§ EXCERPTED TEXT
Vapor and liquid contact separation processes depend on the difference in vapor pressures for the components. The component with high vapor pressure (or the more volatile or low boiling component) tends to concentrate in the vapor phase, while the component with low vapor pressure (or less volatile or high boiling component) tends to concentrate in the liquid phase. Distillation is the separation process in which heating of a liquid mixture can be used to concentrate the volatile component(s) in the vapor phase and thus the less volatile component(s) in the liquid phase. Partial condensation is the separation process in which cooling of a vapor mixture can be used to concentrate the volatile component(s) in the vapor phase and thus the less volatile component(s) in the liquid phase. Rectification or continuous distillation is the separation process which combines successive partial evaporation and condensation steps as obtained by countercurrent treatment of the vapor and liquid phases. The countercurrent contacting of the vapor and liquid phases is adiabatic and may involve integral or differential contact between the phases. Separation process arrangements which use the principles of rectification to separate mixtures are often referred to interchangeably as rectification columns, distillation columns or fractionation columns. Cryogenic rectification is a rectification process which which is carried out at least partly at low temperatures, such as at temperatures at or below 150ºK.

§ SHORT TASK 1
In the excerpt on vapor-liquid separation, at what temperatures is cryogenic rectification carried out at least partly?

Records:
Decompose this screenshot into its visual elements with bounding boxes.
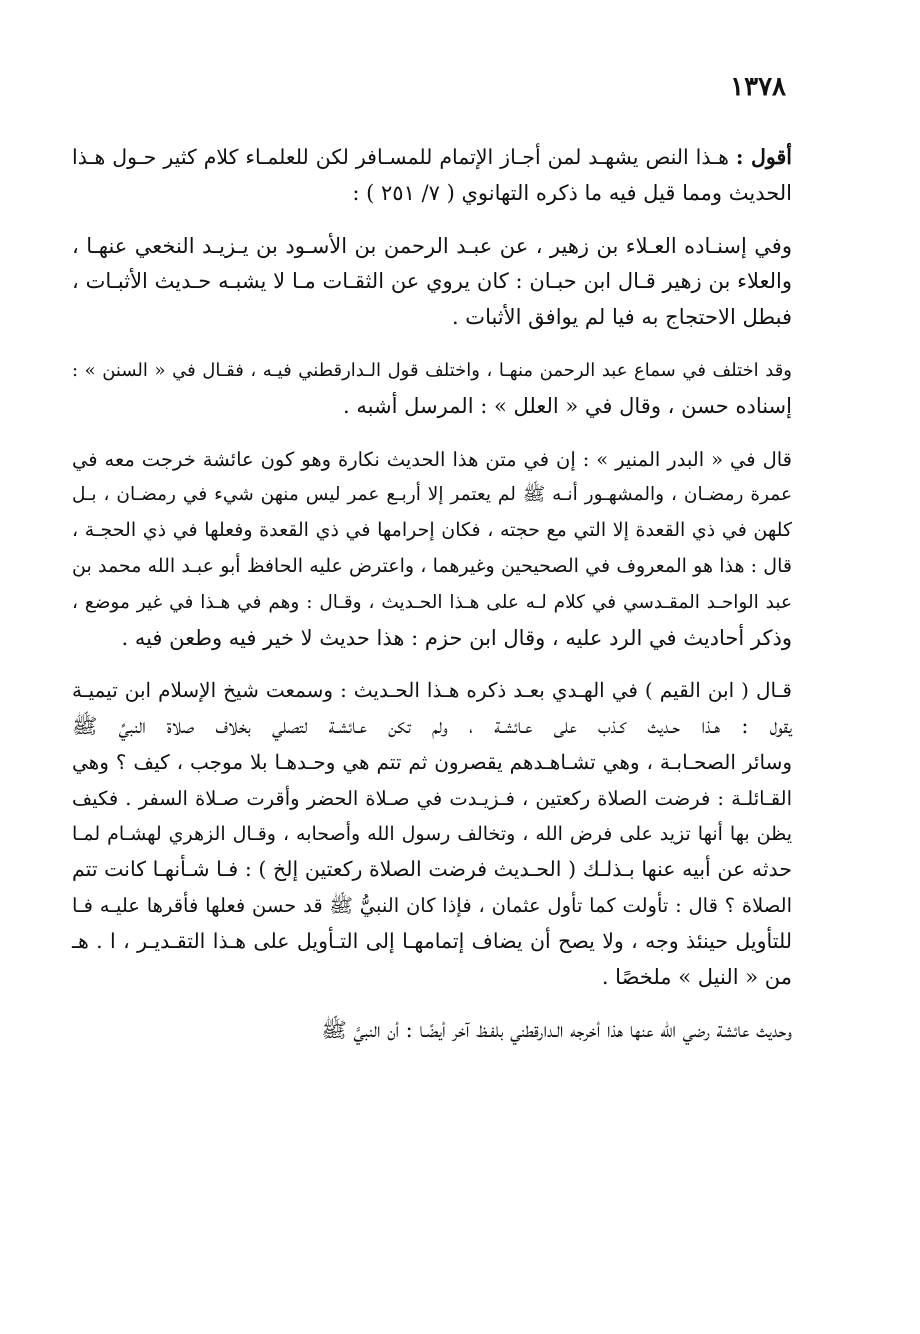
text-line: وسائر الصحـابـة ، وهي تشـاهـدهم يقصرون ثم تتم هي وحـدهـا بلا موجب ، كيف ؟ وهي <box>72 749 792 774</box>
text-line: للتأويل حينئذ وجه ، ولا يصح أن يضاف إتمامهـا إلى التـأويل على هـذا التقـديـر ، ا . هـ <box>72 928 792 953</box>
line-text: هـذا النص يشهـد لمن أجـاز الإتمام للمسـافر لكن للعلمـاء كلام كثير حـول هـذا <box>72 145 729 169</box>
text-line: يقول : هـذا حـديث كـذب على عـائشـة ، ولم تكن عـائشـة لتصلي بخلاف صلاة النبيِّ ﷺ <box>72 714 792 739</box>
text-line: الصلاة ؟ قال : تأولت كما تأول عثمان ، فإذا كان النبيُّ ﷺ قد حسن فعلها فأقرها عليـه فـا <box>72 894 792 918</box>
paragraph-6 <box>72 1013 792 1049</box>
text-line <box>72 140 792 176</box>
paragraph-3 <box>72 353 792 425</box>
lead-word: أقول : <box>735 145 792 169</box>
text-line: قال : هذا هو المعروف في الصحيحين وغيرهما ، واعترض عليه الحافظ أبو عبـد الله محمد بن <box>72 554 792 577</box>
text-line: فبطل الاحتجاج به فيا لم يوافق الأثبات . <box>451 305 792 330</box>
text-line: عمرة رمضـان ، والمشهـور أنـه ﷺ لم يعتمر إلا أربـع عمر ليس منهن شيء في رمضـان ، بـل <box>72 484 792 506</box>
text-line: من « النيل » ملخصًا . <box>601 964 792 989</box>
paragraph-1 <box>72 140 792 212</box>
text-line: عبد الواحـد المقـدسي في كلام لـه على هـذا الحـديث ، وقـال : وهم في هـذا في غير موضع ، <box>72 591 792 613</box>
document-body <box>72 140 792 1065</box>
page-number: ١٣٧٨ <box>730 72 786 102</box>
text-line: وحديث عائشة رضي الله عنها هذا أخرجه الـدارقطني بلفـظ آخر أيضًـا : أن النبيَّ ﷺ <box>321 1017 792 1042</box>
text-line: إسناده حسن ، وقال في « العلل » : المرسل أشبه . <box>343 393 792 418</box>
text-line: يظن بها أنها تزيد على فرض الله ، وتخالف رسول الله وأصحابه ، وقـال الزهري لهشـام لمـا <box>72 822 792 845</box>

§ SHORT TASK 2
Could you extract the lines of the records starting at the line that contains "text-line: وسائر الصحـابـة" and ending at the line that contains "text-line: إسناده حسن", both included, copying them unchanged?

§ FULL ANSWER 1
At low temperatures, such as at or below 150ºK.

§ FULL ANSWER 2
text-line: وسائر الصحـابـة ، وهي تشـاهـدهم يقصرون ثم تتم هي وحـدهـا بلا موجب ، كيف ؟ وهي <box>72 749 792 774</box>
text-line: للتأويل حينئذ وجه ، ولا يصح أن يضاف إتمامهـا إلى التـأويل على هـذا التقـديـر ، ا . هـ <box>72 928 792 953</box>
line-text: هـذا النص يشهـد لمن أجـاز الإتمام للمسـافر لكن للعلمـاء كلام كثير حـول هـذا <box>72 145 729 169</box>
text-line: يقول : هـذا حـديث كـذب على عـائشـة ، ولم تكن عـائشـة لتصلي بخلاف صلاة النبيِّ ﷺ <box>72 714 792 739</box>
text-line: الصلاة ؟ قال : تأولت كما تأول عثمان ، فإذا كان النبيُّ ﷺ قد حسن فعلها فأقرها عليـه فـا <box>72 894 792 918</box>
paragraph-6 <box>72 1013 792 1049</box>
text-line <box>72 140 792 176</box>
paragraph-3 <box>72 353 792 425</box>
lead-word: أقول : <box>735 145 792 169</box>
text-line: قال : هذا هو المعروف في الصحيحين وغيرهما ، واعترض عليه الحافظ أبو عبـد الله محمد بن <box>72 554 792 577</box>
text-line: فبطل الاحتجاج به فيا لم يوافق الأثبات . <box>451 305 792 330</box>
text-line: عمرة رمضـان ، والمشهـور أنـه ﷺ لم يعتمر إلا أربـع عمر ليس منهن شيء في رمضـان ، بـل <box>72 484 792 506</box>
text-line: من « النيل » ملخصًا . <box>601 964 792 989</box>
paragraph-1 <box>72 140 792 212</box>
text-line: عبد الواحـد المقـدسي في كلام لـه على هـذا الحـديث ، وقـال : وهم في هـذا في غير موضع ، <box>72 591 792 613</box>
document-body <box>72 140 792 1065</box>
page-number: ١٣٧٨ <box>730 72 786 102</box>
text-line: وحديث عائشة رضي الله عنها هذا أخرجه الـدارقطني بلفـظ آخر أيضًـا : أن النبيَّ ﷺ <box>321 1017 792 1042</box>
text-line: إسناده حسن ، وقال في « العلل » : المرسل أشبه . <box>343 393 792 418</box>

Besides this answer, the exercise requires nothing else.